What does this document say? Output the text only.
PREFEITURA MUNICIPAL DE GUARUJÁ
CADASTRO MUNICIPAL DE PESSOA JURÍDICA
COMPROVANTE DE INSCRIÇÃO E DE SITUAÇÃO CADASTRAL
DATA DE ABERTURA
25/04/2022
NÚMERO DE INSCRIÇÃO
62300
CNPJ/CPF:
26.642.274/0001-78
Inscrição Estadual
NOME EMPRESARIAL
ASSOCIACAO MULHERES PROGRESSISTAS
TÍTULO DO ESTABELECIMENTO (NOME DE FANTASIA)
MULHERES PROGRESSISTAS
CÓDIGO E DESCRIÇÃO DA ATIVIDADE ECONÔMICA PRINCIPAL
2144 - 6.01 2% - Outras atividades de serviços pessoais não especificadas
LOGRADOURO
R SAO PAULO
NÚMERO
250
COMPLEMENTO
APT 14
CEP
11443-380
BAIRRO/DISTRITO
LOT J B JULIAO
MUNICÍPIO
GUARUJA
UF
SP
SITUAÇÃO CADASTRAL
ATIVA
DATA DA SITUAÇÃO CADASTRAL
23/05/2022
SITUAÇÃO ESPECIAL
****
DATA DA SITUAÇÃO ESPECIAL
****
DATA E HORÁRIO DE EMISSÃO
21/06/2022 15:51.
#####
◆ **Set exercise**: Set down the entries verbatim, leaving none out.

◆ **Solution to this task**:
What does this document say? Output the text only.
PREFEITURA MUNICIPAL DE GUARUJÁ
CADASTRO MUNICIPAL DE PESSOA JURÍDICA
COMPROVANTE DE INSCRIÇÃO E DE SITUAÇÃO CADASTRAL
DATA DE ABERTURA
25/04/2022
NÚMERO DE INSCRIÇÃO
62300
CNPJ/CPF:
26.642.274/0001-78
Inscrição Estadual
NOME EMPRESARIAL
ASSOCIACAO MULHERES PROGRESSISTAS
TÍTULO DO ESTABELECIMENTO (NOME DE FANTASIA)
MULHERES PROGRESSISTAS
CÓDIGO E DESCRIÇÃO DA ATIVIDADE ECONÔMICA PRINCIPAL
2144 - 6.01 2% - Outras atividades de serviços pessoais não especificadas
LOGRADOURO
R SAO PAULO
NÚMERO
250
COMPLEMENTO
APT 14
CEP
11443-380
BAIRRO/DISTRITO
LOT J B JULIAO
MUNICÍPIO
GUARUJA
UF
SP
SITUAÇÃO CADASTRAL
ATIVA
DATA DA SITUAÇÃO CADASTRAL
23/05/2022
SITUAÇÃO ESPECIAL
****
DATA DA SITUAÇÃO ESPECIAL
****
DATA E HORÁRIO DE EMISSÃO
21/06/2022 15:51.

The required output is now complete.